A run of records:
= = = = =
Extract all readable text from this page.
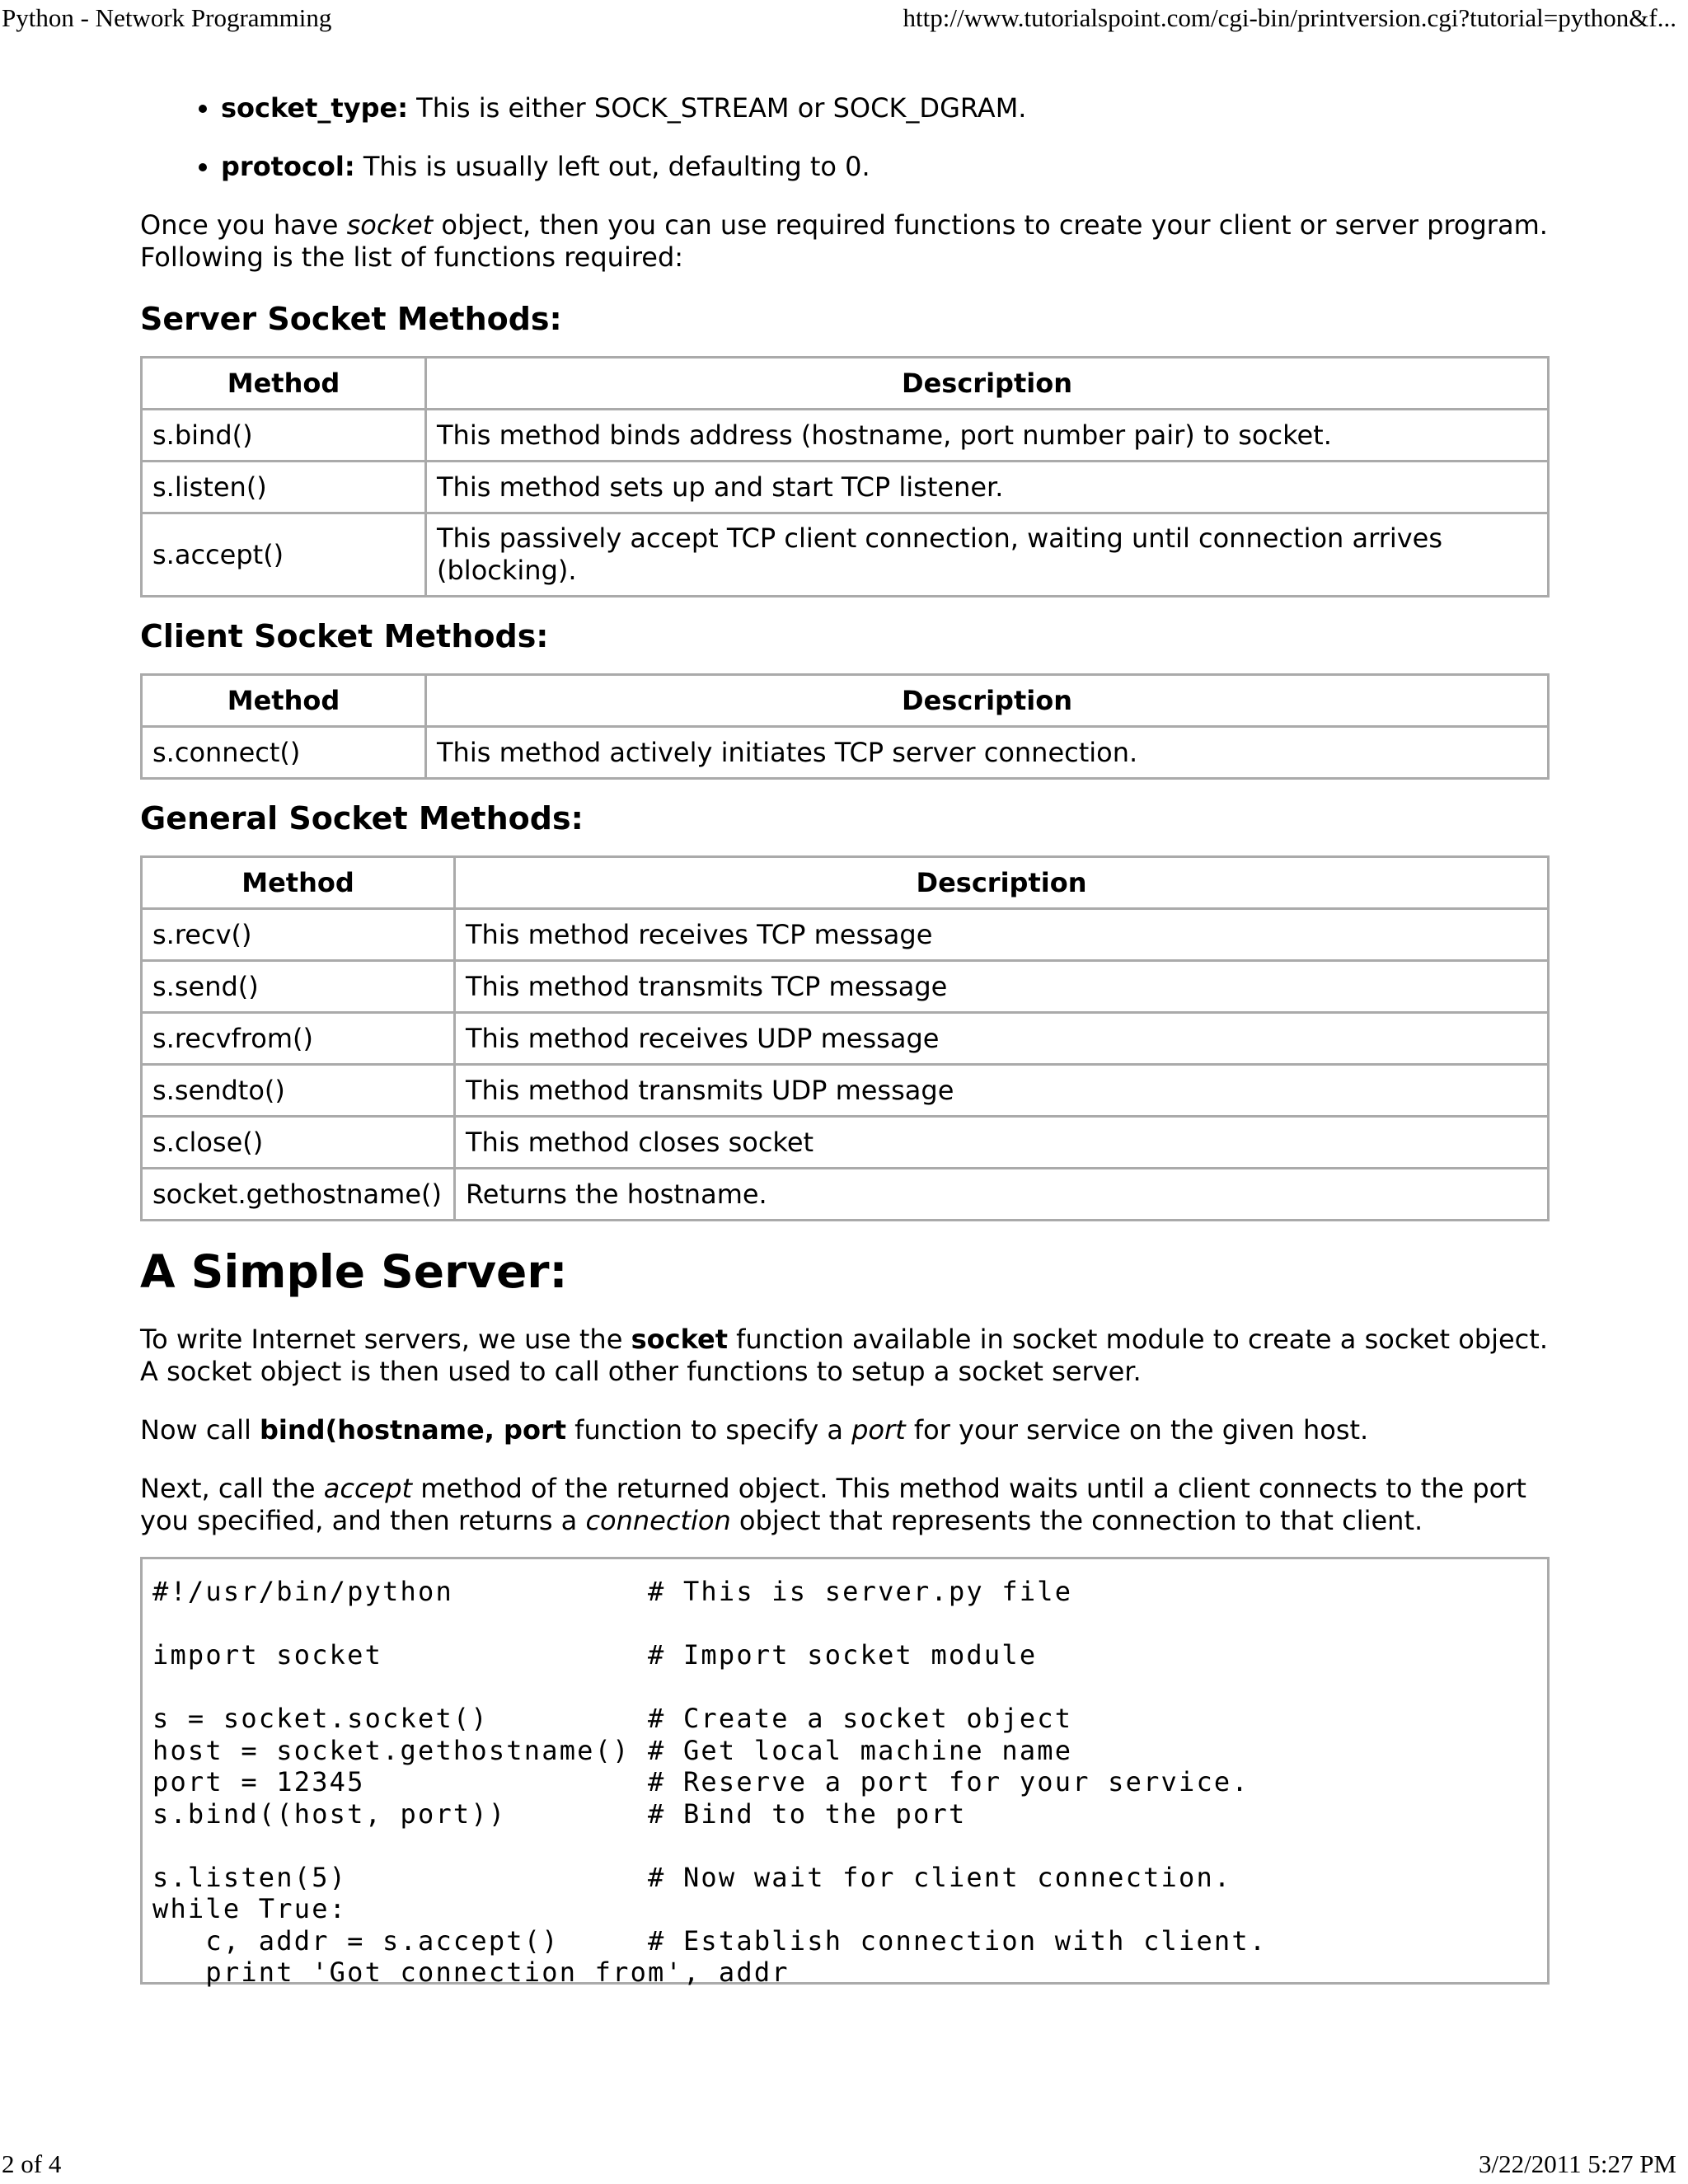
Python - Network Programming	http://www.tutorialspoint.com/cgi-bin/printversion.cgi?tutorial=python&f...
• socket_type: This is either SOCK_STREAM or SOCK_DGRAM.
• protocol: This is usually left out, defaulting to 0.

Once you have socket object, then you can use required functions to create your client or server program. Following is the list of functions required:

Server Socket Methods:
Method	Description
s.bind()	This method binds address (hostname, port number pair) to socket.
s.listen()	This method sets up and start TCP listener.
s.accept()	This passively accept TCP client connection, waiting until connection arrives (blocking).
Client Socket Methods:
Method	Description
s.connect()	This method actively initiates TCP server connection.
General Socket Methods:
Method	Description
s.recv()	This method receives TCP message
s.send()	This method transmits TCP message
s.recvfrom()	This method receives UDP message
s.sendto()	This method transmits UDP message
s.close()	This method closes socket
socket.gethostname()	Returns the hostname.
A Simple Server:

To write Internet servers, we use the socket function available in socket module to create a socket object. A socket object is then used to call other functions to setup a socket server.

Now call bind(hostname, port function to specify a port for your service on the given host.

Next, call the accept method of the returned object. This method waits until a client connects to the port you specified, and then returns a connection object that represents the connection to that client.

#!/usr/bin/python           # This is server.py file

import socket               # Import socket module

s = socket.socket()         # Create a socket object
host = socket.gethostname() # Get local machine name
port = 12345                # Reserve a port for your service.
s.bind((host, port))        # Bind to the port

s.listen(5)                 # Now wait for client connection.
while True:
c, addr = s.accept()     # Establish connection with client.
print 'Got connection from', addr
2 of 4	3/22/2011 5:27 PM
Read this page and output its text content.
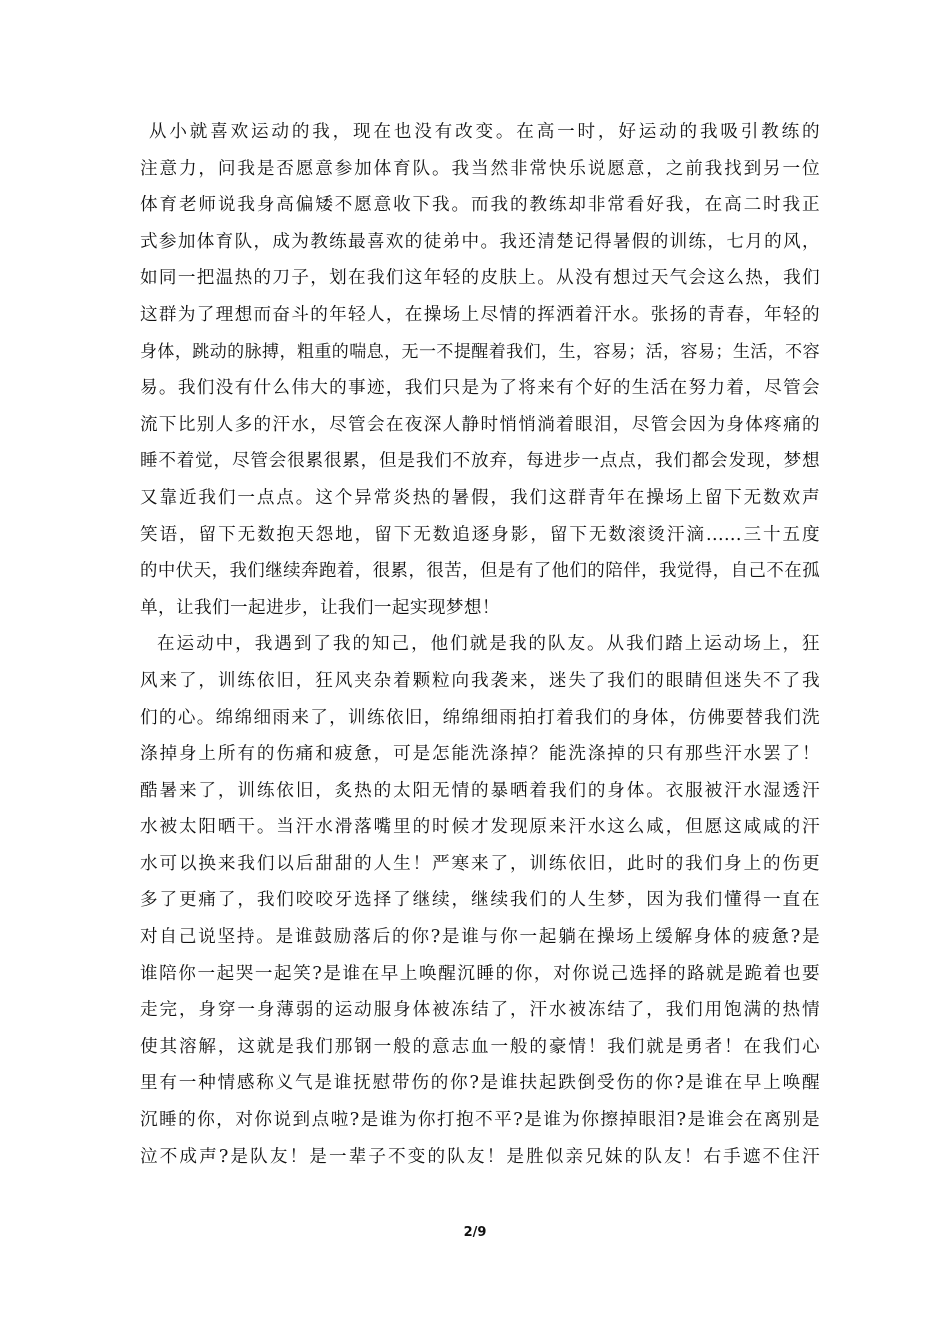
从小就喜欢运动的我，现在也没有改变。在高一时，好运动的我吸引教练的
注意力，问我是否愿意参加体育队。我当然非常快乐说愿意，之前我找到另一位
体育老师说我身高偏矮不愿意收下我。而我的教练却非常看好我，在高二时我正
式参加体育队，成为教练最喜欢的徒弟中。我还清楚记得暑假的训练，七月的风，
如同一把温热的刀子，划在我们这年轻的皮肤上。从没有想过天气会这么热，我们
这群为了理想而奋斗的年轻人，在操场上尽情的挥洒着汗水。张扬的青春，年轻的
身体，跳动的脉搏，粗重的喘息，无一不提醒着我们，生，容易；活，容易；生活，不容
易。我们没有什么伟大的事迹，我们只是为了将来有个好的生活在努力着，尽管会
流下比别人多的汗水，尽管会在夜深人静时悄悄淌着眼泪，尽管会因为身体疼痛的
睡不着觉，尽管会很累很累，但是我们不放弃，每进步一点点，我们都会发现，梦想
又靠近我们一点点。这个异常炎热的暑假，我们这群青年在操场上留下无数欢声
笑语，留下无数抱天怨地，留下无数追逐身影，留下无数滚烫汗滴......三十五度
的中伏天，我们继续奔跑着，很累，很苦，但是有了他们的陪伴，我觉得，自己不在孤
单，让我们一起进步，让我们一起实现梦想！
在运动中，我遇到了我的知己，他们就是我的队友。从我们踏上运动场上，狂
风来了，训练依旧，狂风夹杂着颗粒向我袭来，迷失了我们的眼睛但迷失不了我
们的心。绵绵细雨来了，训练依旧，绵绵细雨拍打着我们的身体，仿佛要替我们洗
涤掉身上所有的伤痛和疲惫，可是怎能洗涤掉？能洗涤掉的只有那些汗水罢了！
酷暑来了，训练依旧，炙热的太阳无情的暴晒着我们的身体。衣服被汗水湿透汗
水被太阳晒干。当汗水滑落嘴里的时候才发现原来汗水这么咸，但愿这咸咸的汗
水可以换来我们以后甜甜的人生！严寒来了，训练依旧，此时的我们身上的伤更
多了更痛了，我们咬咬牙选择了继续，继续我们的人生梦，因为我们懂得一直在
对自己说坚持。是谁鼓励落后的你?是谁与你一起躺在操场上缓解身体的疲惫?是
谁陪你一起哭一起笑?是谁在早上唤醒沉睡的你，对你说己选择的路就是跪着也要
走完，身穿一身薄弱的运动服身体被冻结了，汗水被冻结了，我们用饱满的热情
使其溶解，这就是我们那钢一般的意志血一般的豪情！我们就是勇者！在我们心
里有一种情感称义气是谁抚慰带伤的你?是谁扶起跌倒受伤的你?是谁在早上唤醒
沉睡的你，对你说到点啦?是谁为你打抱不平?是谁为你擦掉眼泪?是谁会在离别是
泣不成声?是队友！是一辈子不变的队友！是胜似亲兄妹的队友！右手遮不住汗
2/9
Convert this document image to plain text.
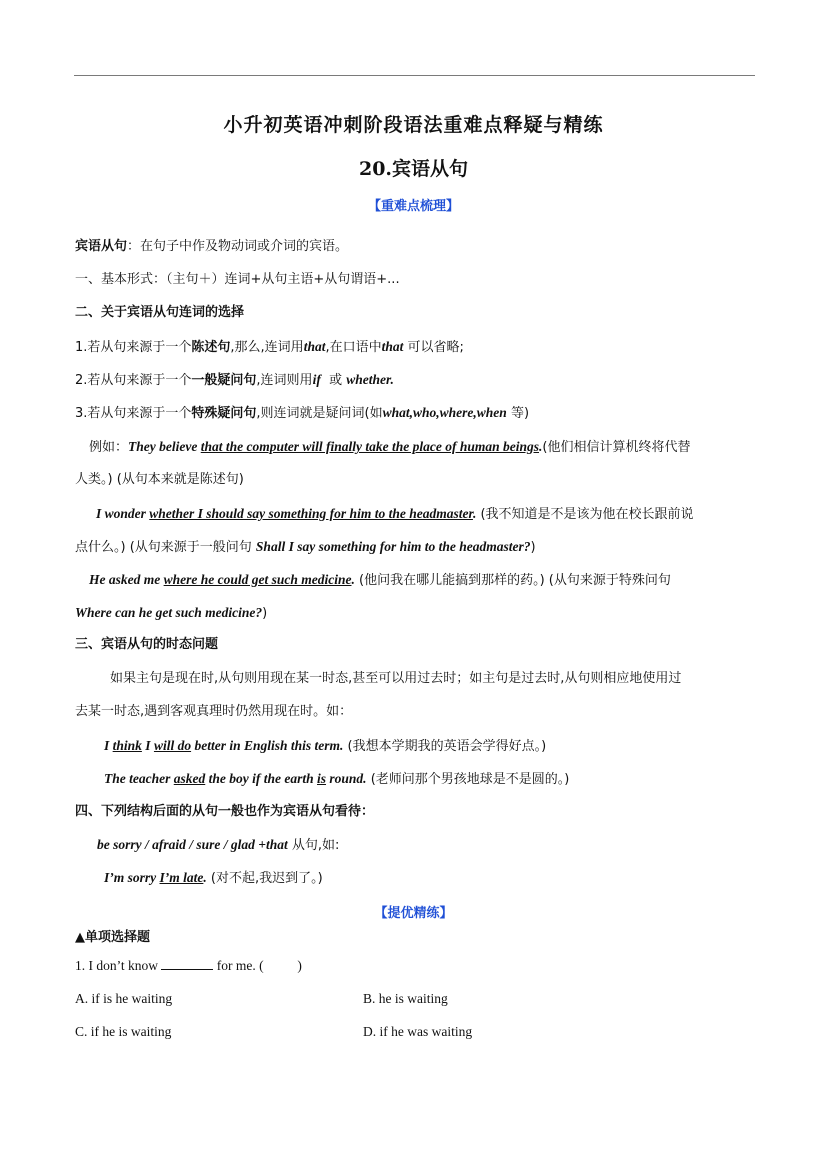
小升初英语冲刺阶段语法重难点释疑与精练
20.宾语从句
【重难点梳理】
宾语从句：在句子中作及物动词或介词的宾语。
一、基本形式：（主句＋）连词+从句主语+从句谓语+...
二、关于宾语从句连词的选择
1.若从句来源于一个陈述句,那么,连词用that,在口语中that 可以省略;
2.若从句来源于一个一般疑问句,连词则用if 或 whether.
3.若从句来源于一个特殊疑问句,则连词就是疑问词(如what,who,where,when 等)
例如：They believe that the computer will finally take the place of human beings.(他们相信计算机终将代替
人类。) (从句本来就是陈述句)
I wonder whether I should say something for him to the headmaster. (我不知道是不是该为他在校长跟前说
点什么。) (从句来源于一般问句 Shall I say something for him to the headmaster?)
He asked me where he could get such medicine. (他问我在哪儿能搞到那样的药。) (从句来源于特殊问句
Where can he get such medicine?)
三、宾语从句的时态问题
如果主句是现在时,从句则用现在某一时态,甚至可以用过去时；如主句是过去时,从句则相应地使用过
去某一时态,遇到客观真理时仍然用现在时。如：
I think I will do better in English this term. (我想本学期我的英语会学得好点。)
The teacher asked the boy if the earth is round. (老师问那个男孩地球是不是圆的。)
四、下列结构后面的从句一般也作为宾语从句看待：
be sorry / afraid / sure / glad +that 从句,如:
I’m sorry I’m late. (对不起,我迟到了。)
【提优精练】
▲单项选择题
1. I don’t know	for me. (	)
A. if is he waiting	B. he is waiting
C. if he is waiting	D. if he was waiting
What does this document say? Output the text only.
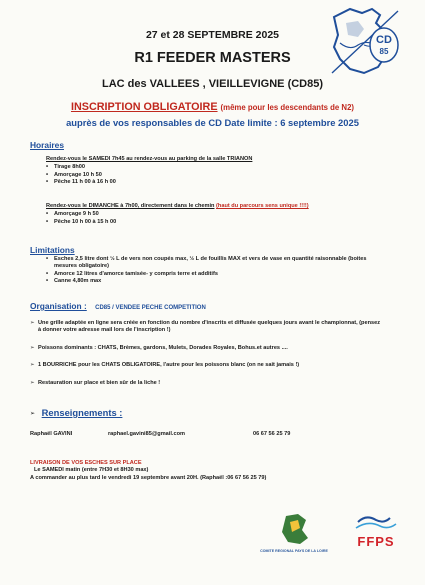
27 et 28 SEPTEMBRE 2025
R1 FEEDER MASTERS
LAC des VALLEES , VIEILLEVIGNE (CD85)
INSCRIPTION OBLIGATOIRE (même pour les descendants de N2)
auprès de vos responsables de CD Date limite : 6 septembre 2025
CD
85
Horaires
Rendez-vous le SAMEDI 7h45 au rendez-vous au parking de la salle TRIANON
• Tirage 8h00
• Amorçage 10 h 50
• Pêche 11 h 00 à 16 h 00
Rendez-vous le DIMANCHE à 7h00, directement dans le chemin (haut du parcours sens unique !!!!)
• Amorçage 9 h 50
• Pêche 10 h 00 à 15 h 00
Limitations
• Esches 2,5 litre dont ½ L de vers non coupés max, ½ L de fouillis MAX et vers de vase en quantité raisonnable (boites mesures obligatoire)
• Amorce 12 litres d'amorce tamisée- y compris terre et additifs
• Canne 4,80m max
Organisation : CD85 / VENDEE PECHE COMPETITION
➢ Une grille adaptée en ligne sera créée en fonction du nombre d'inscrits et diffusée quelques jours avant le championnat, (pensez à donner votre adresse mail lors de l'inscription !)
➢ Poissons dominants : CHATS, Brèmes, gardons, Mulets, Dorades Royales, Bohus.et autres ....
➢ 1 BOURRICHE pour les CHATS OBLIGATOIRE, l'autre pour les poissons blanc (on ne sait jamais !)
➢ Restauration sur place et bien sûr de la liche !
➢ Renseignements :
Raphaël GAVINI	raphael.gavini85@gmail.com	06 67 56 25 79
LIVRAISON DE VOS ESCHES SUR PLACE
Le SAMEDI matin (entre 7H30 et 8H30 max)
A commander au plus tard le vendredi 19 septembre avant 20H. (Raphaël :06 67 56 25 79)
COMITE REGIONAL PAYS DE LA LOIRE
FFPS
= = = = =
__GOAL__
Go through the entries above and count the lines containing the word "sorry"; give only that count.

__FINISHED TASK__
2